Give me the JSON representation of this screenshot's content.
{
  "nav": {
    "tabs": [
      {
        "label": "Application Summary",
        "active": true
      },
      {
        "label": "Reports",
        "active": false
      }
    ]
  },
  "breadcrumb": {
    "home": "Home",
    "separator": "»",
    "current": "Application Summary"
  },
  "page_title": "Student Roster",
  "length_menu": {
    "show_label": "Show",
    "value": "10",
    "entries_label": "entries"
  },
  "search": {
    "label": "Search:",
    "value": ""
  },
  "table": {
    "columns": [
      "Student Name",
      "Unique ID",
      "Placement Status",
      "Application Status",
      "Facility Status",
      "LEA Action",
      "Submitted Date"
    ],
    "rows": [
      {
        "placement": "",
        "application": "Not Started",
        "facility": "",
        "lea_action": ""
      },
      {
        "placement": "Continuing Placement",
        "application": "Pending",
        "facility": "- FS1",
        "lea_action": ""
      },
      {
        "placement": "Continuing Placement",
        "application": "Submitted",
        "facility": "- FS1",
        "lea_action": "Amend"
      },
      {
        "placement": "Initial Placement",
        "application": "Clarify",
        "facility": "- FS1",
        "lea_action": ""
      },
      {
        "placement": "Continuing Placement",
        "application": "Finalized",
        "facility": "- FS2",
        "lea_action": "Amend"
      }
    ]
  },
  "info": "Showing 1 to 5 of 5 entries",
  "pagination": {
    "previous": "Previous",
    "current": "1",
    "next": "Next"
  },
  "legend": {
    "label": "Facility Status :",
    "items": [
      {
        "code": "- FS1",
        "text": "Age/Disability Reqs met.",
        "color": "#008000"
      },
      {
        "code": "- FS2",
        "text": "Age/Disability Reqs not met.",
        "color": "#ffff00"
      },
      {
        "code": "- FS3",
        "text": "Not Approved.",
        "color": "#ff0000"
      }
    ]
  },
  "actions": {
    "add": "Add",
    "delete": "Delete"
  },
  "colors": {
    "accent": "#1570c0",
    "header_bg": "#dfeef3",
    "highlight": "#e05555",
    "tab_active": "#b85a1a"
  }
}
********
*REQUIREMENT*
Take the entries and copy them out exactly.

*WORKED ANSWER*
Give me the JSON representation of this screenshot's content.
{
  "nav": {
    "tabs": [
      {
        "label": "Application Summary",
        "active": true
      },
      {
        "label": "Reports",
        "active": false
      }
    ]
  },
  "breadcrumb": {
    "home": "Home",
    "separator": "»",
    "current": "Application Summary"
  },
  "page_title": "Student Roster",
  "length_menu": {
    "show_label": "Show",
    "value": "10",
    "entries_label": "entries"
  },
  "search": {
    "label": "Search:",
    "value": ""
  },
  "table": {
    "columns": [
      "Student Name",
      "Unique ID",
      "Placement Status",
      "Application Status",
      "Facility Status",
      "LEA Action",
      "Submitted Date"
    ],
    "rows": [
      {
        "placement": "",
        "application": "Not Started",
        "facility": "",
        "lea_action": ""
      },
      {
        "placement": "Continuing Placement",
        "application": "Pending",
        "facility": "- FS1",
        "lea_action": ""
      },
      {
        "placement": "Continuing Placement",
        "application": "Submitted",
        "facility": "- FS1",
        "lea_action": "Amend"
      },
      {
        "placement": "Initial Placement",
        "application": "Clarify",
        "facility": "- FS1",
        "lea_action": ""
      },
      {
        "placement": "Continuing Placement",
        "application": "Finalized",
        "facility": "- FS2",
        "lea_action": "Amend"
      }
    ]
  },
  "info": "Showing 1 to 5 of 5 entries",
  "pagination": {
    "previous": "Previous",
    "current": "1",
    "next": "Next"
  },
  "legend": {
    "label": "Facility Status :",
    "items": [
      {
        "code": "- FS1",
        "text": "Age/Disability Reqs met.",
        "color": "#008000"
      },
      {
        "code": "- FS2",
        "text": "Age/Disability Reqs not met.",
        "color": "#ffff00"
      },
      {
        "code": "- FS3",
        "text": "Not Approved.",
        "color": "#ff0000"
      }
    ]
  },
  "actions": {
    "add": "Add",
    "delete": "Delete"
  },
  "colors": {
    "accent": "#1570c0",
    "header_bg": "#dfeef3",
    "highlight": "#e05555",
    "tab_active": "#b85a1a"
  }
}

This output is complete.